Data entries
+++

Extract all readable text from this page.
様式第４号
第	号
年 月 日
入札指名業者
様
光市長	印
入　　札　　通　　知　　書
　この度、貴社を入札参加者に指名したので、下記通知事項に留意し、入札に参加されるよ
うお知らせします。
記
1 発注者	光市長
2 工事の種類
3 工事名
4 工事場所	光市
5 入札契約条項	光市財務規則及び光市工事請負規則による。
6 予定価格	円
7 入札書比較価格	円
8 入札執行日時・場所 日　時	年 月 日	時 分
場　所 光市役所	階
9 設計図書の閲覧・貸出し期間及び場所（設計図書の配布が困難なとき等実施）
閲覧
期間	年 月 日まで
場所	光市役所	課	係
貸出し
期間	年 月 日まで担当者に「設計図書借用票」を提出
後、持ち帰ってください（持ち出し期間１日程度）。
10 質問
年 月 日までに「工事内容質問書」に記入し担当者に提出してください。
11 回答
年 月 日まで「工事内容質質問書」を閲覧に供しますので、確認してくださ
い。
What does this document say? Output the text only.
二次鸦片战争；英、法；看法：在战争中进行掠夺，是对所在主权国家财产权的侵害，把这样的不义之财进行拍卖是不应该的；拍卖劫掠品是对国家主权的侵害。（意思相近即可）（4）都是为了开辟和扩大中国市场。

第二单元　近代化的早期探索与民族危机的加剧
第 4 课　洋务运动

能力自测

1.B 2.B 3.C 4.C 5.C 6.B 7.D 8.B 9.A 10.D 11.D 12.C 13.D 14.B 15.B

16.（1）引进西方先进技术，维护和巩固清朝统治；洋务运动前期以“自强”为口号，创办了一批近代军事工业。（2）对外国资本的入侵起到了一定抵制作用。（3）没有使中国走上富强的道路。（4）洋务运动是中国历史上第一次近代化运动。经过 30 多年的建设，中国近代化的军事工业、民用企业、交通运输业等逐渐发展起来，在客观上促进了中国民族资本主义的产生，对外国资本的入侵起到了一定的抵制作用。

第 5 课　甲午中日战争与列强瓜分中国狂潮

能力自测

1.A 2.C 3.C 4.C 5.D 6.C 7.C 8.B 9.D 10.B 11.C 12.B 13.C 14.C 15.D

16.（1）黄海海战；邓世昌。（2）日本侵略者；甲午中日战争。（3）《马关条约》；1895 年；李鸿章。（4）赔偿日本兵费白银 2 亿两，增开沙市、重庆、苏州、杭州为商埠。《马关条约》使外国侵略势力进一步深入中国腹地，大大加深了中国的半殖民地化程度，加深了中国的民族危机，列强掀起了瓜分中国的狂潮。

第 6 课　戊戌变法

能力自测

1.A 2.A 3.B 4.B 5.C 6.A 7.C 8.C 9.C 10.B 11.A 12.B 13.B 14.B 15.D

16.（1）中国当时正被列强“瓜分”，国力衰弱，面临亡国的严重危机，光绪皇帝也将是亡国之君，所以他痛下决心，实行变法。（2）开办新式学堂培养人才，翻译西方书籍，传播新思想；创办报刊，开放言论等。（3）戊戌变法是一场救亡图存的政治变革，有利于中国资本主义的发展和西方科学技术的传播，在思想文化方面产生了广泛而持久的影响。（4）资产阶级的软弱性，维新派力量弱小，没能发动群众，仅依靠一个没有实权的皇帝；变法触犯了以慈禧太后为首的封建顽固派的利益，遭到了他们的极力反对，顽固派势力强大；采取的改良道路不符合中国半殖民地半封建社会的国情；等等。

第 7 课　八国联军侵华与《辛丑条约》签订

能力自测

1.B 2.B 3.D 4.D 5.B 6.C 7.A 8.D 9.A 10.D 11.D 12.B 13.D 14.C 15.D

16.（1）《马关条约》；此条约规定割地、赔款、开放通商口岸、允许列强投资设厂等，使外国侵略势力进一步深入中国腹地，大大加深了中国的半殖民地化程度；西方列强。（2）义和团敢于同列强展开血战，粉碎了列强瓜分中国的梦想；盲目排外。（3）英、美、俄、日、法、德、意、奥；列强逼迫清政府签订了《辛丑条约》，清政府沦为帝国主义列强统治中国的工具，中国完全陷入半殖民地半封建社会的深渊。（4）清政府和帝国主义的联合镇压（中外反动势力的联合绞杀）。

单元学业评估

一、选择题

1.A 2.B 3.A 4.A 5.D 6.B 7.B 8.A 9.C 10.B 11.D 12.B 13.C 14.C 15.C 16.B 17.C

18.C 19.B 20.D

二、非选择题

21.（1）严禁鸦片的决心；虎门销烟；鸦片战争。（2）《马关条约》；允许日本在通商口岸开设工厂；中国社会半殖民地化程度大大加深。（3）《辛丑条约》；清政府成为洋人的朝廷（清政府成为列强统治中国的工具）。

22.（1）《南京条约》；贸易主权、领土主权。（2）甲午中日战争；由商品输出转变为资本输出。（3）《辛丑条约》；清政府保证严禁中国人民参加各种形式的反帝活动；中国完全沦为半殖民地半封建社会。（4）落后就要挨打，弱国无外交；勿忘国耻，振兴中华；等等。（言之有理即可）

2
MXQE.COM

+++

Stated exercise
Find the line containing "What does this", then output it and every line after it to the end of the data, exactly.

Response
What does this document say? Output the text only.
二次鸦片战争；英、法；看法：在战争中进行掠夺，是对所在主权国家财产权的侵害，把这样的不义之财进行拍卖是不应该的；拍卖劫掠品是对国家主权的侵害。（意思相近即可）（4）都是为了开辟和扩大中国市场。

第二单元　近代化的早期探索与民族危机的加剧
第 4 课　洋务运动

能力自测

1.B 2.B 3.C 4.C 5.C 6.B 7.D 8.B 9.A 10.D 11.D 12.C 13.D 14.B 15.B

16.（1）引进西方先进技术，维护和巩固清朝统治；洋务运动前期以“自强”为口号，创办了一批近代军事工业。（2）对外国资本的入侵起到了一定抵制作用。（3）没有使中国走上富强的道路。（4）洋务运动是中国历史上第一次近代化运动。经过 30 多年的建设，中国近代化的军事工业、民用企业、交通运输业等逐渐发展起来，在客观上促进了中国民族资本主义的产生，对外国资本的入侵起到了一定的抵制作用。

第 5 课　甲午中日战争与列强瓜分中国狂潮

能力自测

1.A 2.C 3.C 4.C 5.D 6.C 7.C 8.B 9.D 10.B 11.C 12.B 13.C 14.C 15.D

16.（1）黄海海战；邓世昌。（2）日本侵略者；甲午中日战争。（3）《马关条约》；1895 年；李鸿章。（4）赔偿日本兵费白银 2 亿两，增开沙市、重庆、苏州、杭州为商埠。《马关条约》使外国侵略势力进一步深入中国腹地，大大加深了中国的半殖民地化程度，加深了中国的民族危机，列强掀起了瓜分中国的狂潮。

第 6 课　戊戌变法

能力自测

1.A 2.A 3.B 4.B 5.C 6.A 7.C 8.C 9.C 10.B 11.A 12.B 13.B 14.B 15.D

16.（1）中国当时正被列强“瓜分”，国力衰弱，面临亡国的严重危机，光绪皇帝也将是亡国之君，所以他痛下决心，实行变法。（2）开办新式学堂培养人才，翻译西方书籍，传播新思想；创办报刊，开放言论等。（3）戊戌变法是一场救亡图存的政治变革，有利于中国资本主义的发展和西方科学技术的传播，在思想文化方面产生了广泛而持久的影响。（4）资产阶级的软弱性，维新派力量弱小，没能发动群众，仅依靠一个没有实权的皇帝；变法触犯了以慈禧太后为首的封建顽固派的利益，遭到了他们的极力反对，顽固派势力强大；采取的改良道路不符合中国半殖民地半封建社会的国情；等等。

第 7 课　八国联军侵华与《辛丑条约》签订

能力自测

1.B 2.B 3.D 4.D 5.B 6.C 7.A 8.D 9.A 10.D 11.D 12.B 13.D 14.C 15.D

16.（1）《马关条约》；此条约规定割地、赔款、开放通商口岸、允许列强投资设厂等，使外国侵略势力进一步深入中国腹地，大大加深了中国的半殖民地化程度；西方列强。（2）义和团敢于同列强展开血战，粉碎了列强瓜分中国的梦想；盲目排外。（3）英、美、俄、日、法、德、意、奥；列强逼迫清政府签订了《辛丑条约》，清政府沦为帝国主义列强统治中国的工具，中国完全陷入半殖民地半封建社会的深渊。（4）清政府和帝国主义的联合镇压（中外反动势力的联合绞杀）。

单元学业评估

一、选择题

1.A 2.B 3.A 4.A 5.D 6.B 7.B 8.A 9.C 10.B 11.D 12.B 13.C 14.C 15.C 16.B 17.C

18.C 19.B 20.D

二、非选择题

21.（1）严禁鸦片的决心；虎门销烟；鸦片战争。（2）《马关条约》；允许日本在通商口岸开设工厂；中国社会半殖民地化程度大大加深。（3）《辛丑条约》；清政府成为洋人的朝廷（清政府成为列强统治中国的工具）。

22.（1）《南京条约》；贸易主权、领土主权。（2）甲午中日战争；由商品输出转变为资本输出。（3）《辛丑条约》；清政府保证严禁中国人民参加各种形式的反帝活动；中国完全沦为半殖民地半封建社会。（4）落后就要挨打，弱国无外交；勿忘国耻，振兴中华；等等。（言之有理即可）

2
MXQE.COM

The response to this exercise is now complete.